··· Dokumen Sumber
Minggu, 28 Mei 2017

Kritik Ekspresif Cerpen "Peradilan Rakyat"



Peradilan Rakyat

Cerpen “Peradilan Rakyat” merupakan karya Putu Wijaya, cerpen ini menceritakan sebuah dialog seorang anak dan juga ayahnya. Kedatangan seorang anak pada ayahnya ini bukan sekedar hubungan Ayah dan anak melainkan seorang pengacara yang sudah senior kepada pengacara muda atau junior. Pengacara tua itu mendapat julukan Singa lapar dari sebuah buku yang ditulis oleh sebuah Universitas diluar negeri.
Kedatangan pengacara muda ini kepada pengacara tua ini untuk berdialog masalah hukum di Negara yang dirasakan lemah oleh mereka. Pengacara muda ini sedang menangani suatu kasus dipersidangan, pengacara muda ini ditugaskan oleh negaranya untuk membela seorang penjahat yang telah merugikan Negara. Seorang penjahat yang mendapatkan seorang pengacara yang hebat. Penjahat itu juga meminta pengacara muda itu untuk membelanya. Karena pengacara muda itu adalah seorang pengacara yang professional maka dia menerimanya dengan membela penjahat di persidangan, penjahat yang harusnya menjadi musuh Negara dan juga rakyat.
Pengacara itu membela penjahat itu dipersidangan bukan karena uang, ancaman dari penjahat itu, bukan karena mengharapkan balas jasa kelak dari penjahat itu ataupun untuk meraih publikasi krena kehebatannya dalam membela melainkan karena keprofesionalannya menjadi seorang pengacara. Pengacara muda itu tidak bisa menolak karena hal itu adalah kewajiban seorang pengacara untuk membela siapapun diperadilan ketika diminta mejadi seorang pembela.
Dalam dialog itu sudah tergambarkan kemengan persidangan ada di pihak pengacara muda dan penjahat Negara itu, karena bukti-bukti yang diberikan oleh Negara masih sangat sedikit dan lemah, pengadilan itu juga terkesan tergesa-gesa sehingga pengacara itu bisa menang dengan mudah. Namun pengacara tua itu berpesan untuk berhati – hati untuk tidak meremehkan jaksa-jaksa yang diangkat oleh Negara, Negara juga akan menurunkan sebuah tim untuk menyelesaikan perkara itu. Peradilan saat itu sudah bisa terganbarkan meskipun sidang belum dimulai karena memang hukum dinegara itu masih lemah.
······
[Tugas]:
Tuliskan kembali bagian kritik cerpen Peradilan Rakyat di atas, mulai dari "Kritik Ekspresif Cerpen" dan berakhir pada "Universitas diluar negeri.".
··· Entri Hasil Ekstraksi
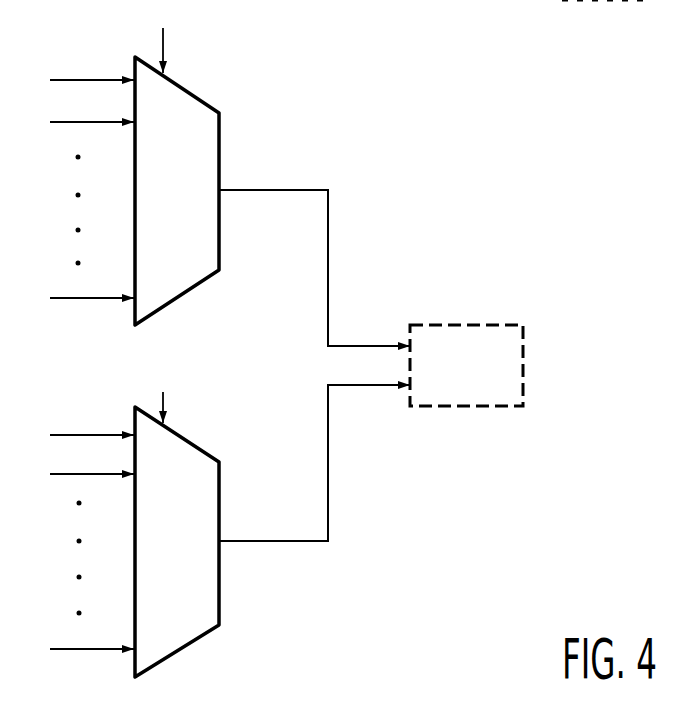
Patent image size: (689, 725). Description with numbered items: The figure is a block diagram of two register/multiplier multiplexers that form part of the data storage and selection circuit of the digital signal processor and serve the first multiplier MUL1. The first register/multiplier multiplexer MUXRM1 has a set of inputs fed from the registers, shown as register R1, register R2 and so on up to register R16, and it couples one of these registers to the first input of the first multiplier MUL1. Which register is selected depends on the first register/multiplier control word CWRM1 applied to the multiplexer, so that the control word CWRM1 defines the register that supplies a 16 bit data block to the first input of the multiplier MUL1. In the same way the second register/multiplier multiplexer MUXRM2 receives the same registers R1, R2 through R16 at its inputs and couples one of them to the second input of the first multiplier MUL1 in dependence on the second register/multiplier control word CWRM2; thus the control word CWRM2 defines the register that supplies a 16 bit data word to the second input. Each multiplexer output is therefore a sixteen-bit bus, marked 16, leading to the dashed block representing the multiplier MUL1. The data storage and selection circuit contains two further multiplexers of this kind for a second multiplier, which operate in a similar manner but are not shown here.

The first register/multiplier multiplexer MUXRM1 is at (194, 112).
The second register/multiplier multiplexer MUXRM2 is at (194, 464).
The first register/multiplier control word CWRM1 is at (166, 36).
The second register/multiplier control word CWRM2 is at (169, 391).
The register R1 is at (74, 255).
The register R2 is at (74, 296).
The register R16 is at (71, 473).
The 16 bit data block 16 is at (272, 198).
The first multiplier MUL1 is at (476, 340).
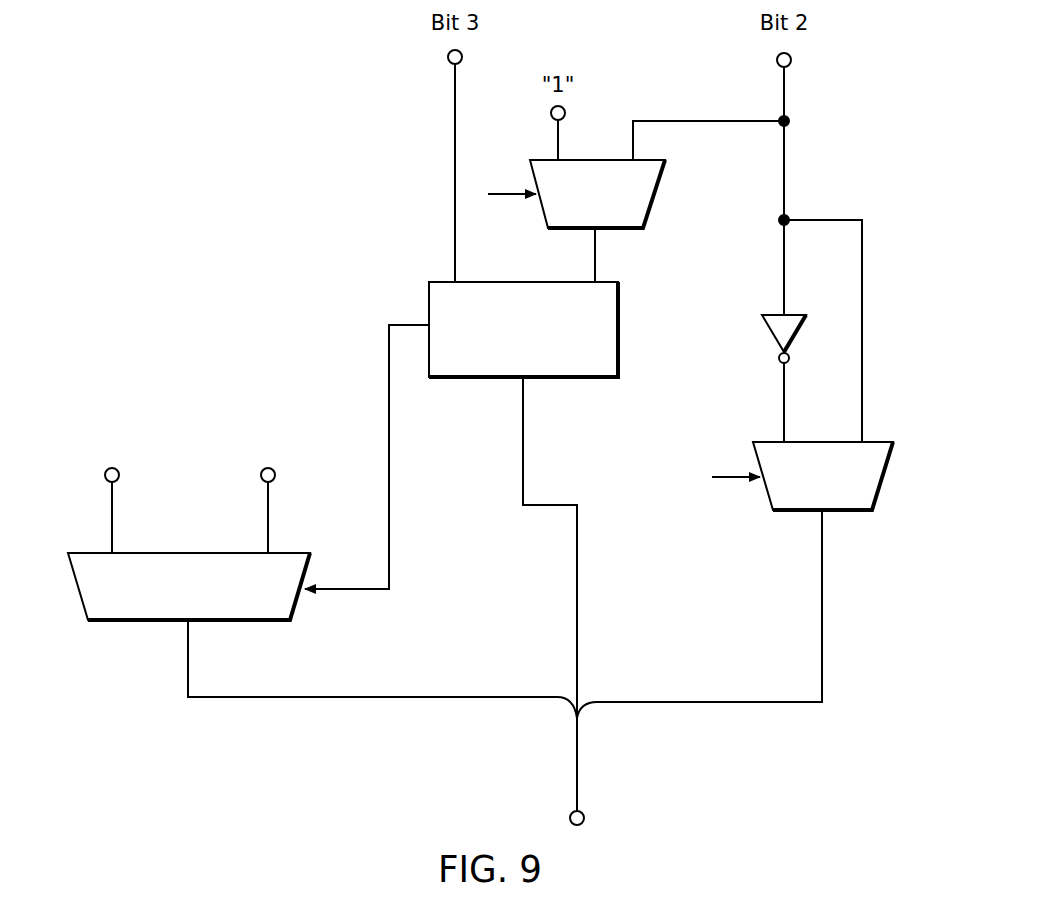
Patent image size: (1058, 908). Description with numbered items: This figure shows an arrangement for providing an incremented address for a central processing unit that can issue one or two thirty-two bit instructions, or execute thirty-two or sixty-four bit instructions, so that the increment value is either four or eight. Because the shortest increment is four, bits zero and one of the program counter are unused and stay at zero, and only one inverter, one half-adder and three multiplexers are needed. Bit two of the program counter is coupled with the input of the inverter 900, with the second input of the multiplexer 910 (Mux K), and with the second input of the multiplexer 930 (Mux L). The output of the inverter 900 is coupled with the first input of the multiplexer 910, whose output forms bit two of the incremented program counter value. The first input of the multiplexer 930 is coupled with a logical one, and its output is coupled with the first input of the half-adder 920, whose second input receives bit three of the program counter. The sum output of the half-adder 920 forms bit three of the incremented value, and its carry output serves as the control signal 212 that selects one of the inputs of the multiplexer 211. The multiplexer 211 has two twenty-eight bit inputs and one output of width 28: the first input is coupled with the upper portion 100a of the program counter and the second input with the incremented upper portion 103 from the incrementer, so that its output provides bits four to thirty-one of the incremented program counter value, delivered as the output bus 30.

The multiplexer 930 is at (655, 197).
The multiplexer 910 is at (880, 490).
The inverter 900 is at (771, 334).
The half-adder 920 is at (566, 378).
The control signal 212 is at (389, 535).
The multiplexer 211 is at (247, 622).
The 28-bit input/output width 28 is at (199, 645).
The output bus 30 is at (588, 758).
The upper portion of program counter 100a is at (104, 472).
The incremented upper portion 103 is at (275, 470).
······
[Jawaban Tugas]:
Kritik Ekspresif Cerpen "Peradilan Rakyat"



Peradilan Rakyat

Cerpen “Peradilan Rakyat” merupakan karya Putu Wijaya, cerpen ini menceritakan sebuah dialog seorang anak dan juga ayahnya. Kedatangan seorang anak pada ayahnya ini bukan sekedar hubungan Ayah dan anak melainkan seorang pengacara yang sudah senior kepada pengacara muda atau junior. Pengacara tua itu mendapat julukan Singa lapar dari sebuah buku yang ditulis oleh sebuah Universitas diluar negeri.